● **Given instruction**
Go through the listing beneath this task and return every line that carries the string "敢为人先".

● **Task input**
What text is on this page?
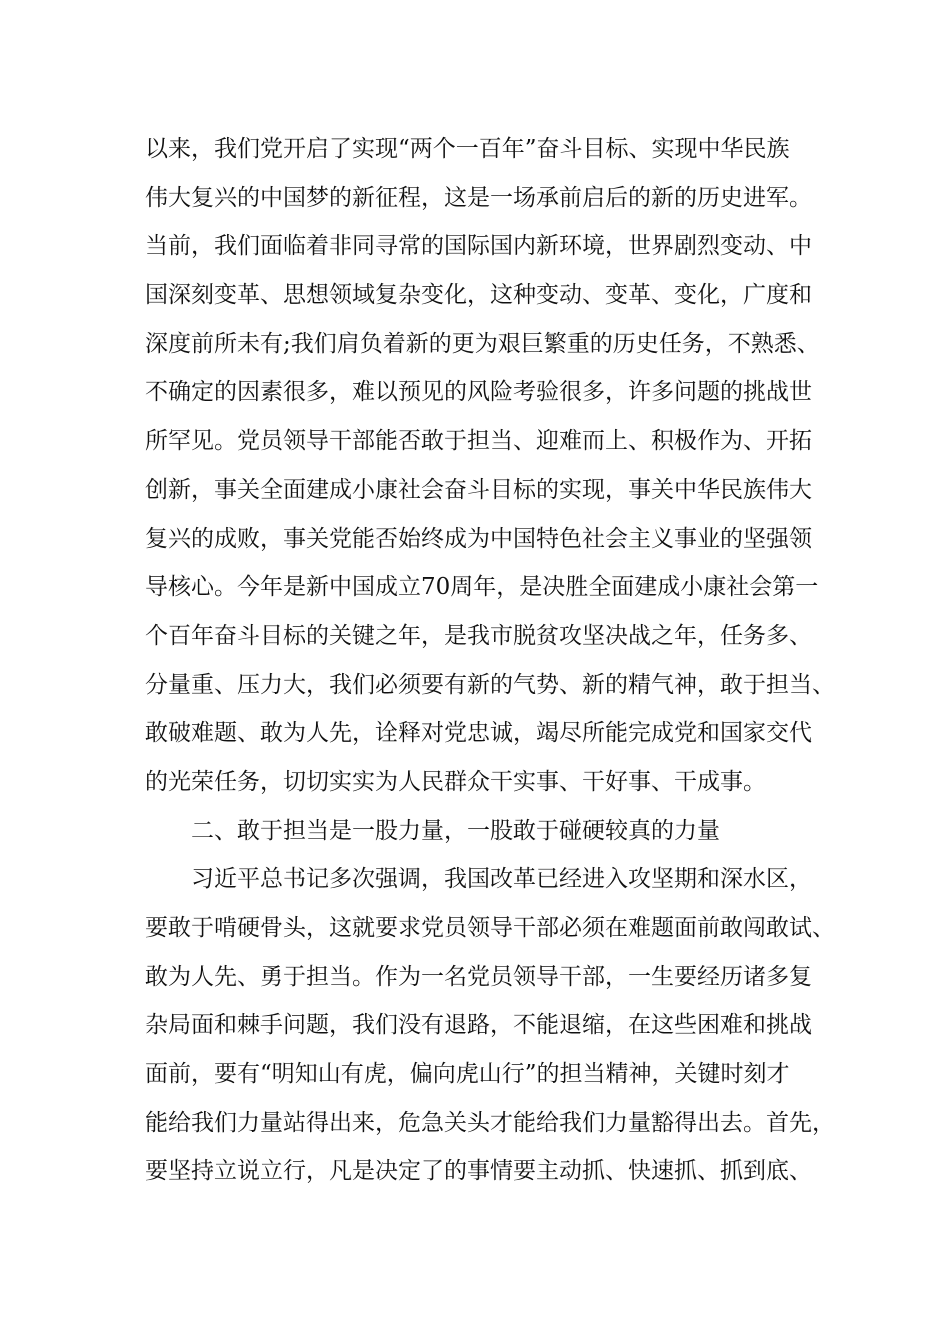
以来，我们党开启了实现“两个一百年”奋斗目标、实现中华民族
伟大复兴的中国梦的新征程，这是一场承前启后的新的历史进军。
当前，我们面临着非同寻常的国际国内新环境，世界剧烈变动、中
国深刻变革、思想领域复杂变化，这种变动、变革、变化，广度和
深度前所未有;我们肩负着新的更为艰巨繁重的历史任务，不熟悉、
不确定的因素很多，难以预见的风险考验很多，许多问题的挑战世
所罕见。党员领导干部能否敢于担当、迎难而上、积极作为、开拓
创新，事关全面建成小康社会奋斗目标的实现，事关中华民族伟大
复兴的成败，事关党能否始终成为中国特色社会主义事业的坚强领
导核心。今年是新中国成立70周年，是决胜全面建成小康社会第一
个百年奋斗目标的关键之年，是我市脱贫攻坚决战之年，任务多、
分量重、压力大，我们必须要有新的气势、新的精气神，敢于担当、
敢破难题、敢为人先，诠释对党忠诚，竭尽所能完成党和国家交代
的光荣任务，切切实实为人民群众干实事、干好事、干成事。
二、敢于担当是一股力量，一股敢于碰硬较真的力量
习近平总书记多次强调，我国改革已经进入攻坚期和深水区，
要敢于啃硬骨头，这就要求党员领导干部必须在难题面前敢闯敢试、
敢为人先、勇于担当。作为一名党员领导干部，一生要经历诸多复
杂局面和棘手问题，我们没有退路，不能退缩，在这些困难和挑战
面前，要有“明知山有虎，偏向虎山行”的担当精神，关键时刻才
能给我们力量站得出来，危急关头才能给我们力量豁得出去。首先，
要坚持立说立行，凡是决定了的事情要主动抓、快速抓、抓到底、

* * *

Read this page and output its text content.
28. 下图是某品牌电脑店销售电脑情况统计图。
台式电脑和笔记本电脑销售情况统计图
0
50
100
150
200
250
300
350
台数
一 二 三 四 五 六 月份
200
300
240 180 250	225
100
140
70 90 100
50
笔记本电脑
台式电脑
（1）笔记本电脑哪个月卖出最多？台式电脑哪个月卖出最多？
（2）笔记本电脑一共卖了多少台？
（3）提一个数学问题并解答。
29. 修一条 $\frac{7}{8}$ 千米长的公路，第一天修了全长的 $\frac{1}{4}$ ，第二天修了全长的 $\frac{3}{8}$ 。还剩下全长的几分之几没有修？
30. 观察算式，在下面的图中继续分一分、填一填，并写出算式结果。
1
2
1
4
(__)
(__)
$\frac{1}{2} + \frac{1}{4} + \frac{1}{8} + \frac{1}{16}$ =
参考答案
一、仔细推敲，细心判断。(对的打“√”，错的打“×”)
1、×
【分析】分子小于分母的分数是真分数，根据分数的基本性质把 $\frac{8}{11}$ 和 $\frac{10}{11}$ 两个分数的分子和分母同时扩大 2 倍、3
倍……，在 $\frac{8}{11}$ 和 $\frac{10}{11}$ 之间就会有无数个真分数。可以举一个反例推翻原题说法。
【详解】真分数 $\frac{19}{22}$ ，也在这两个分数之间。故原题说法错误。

● **Right answer**
敢破难题、敢为人先，诠释对党忠诚，竭尽所能完成党和国家交代
敢为人先、勇于担当。作为一名党员领导干部，一生要经历诸多复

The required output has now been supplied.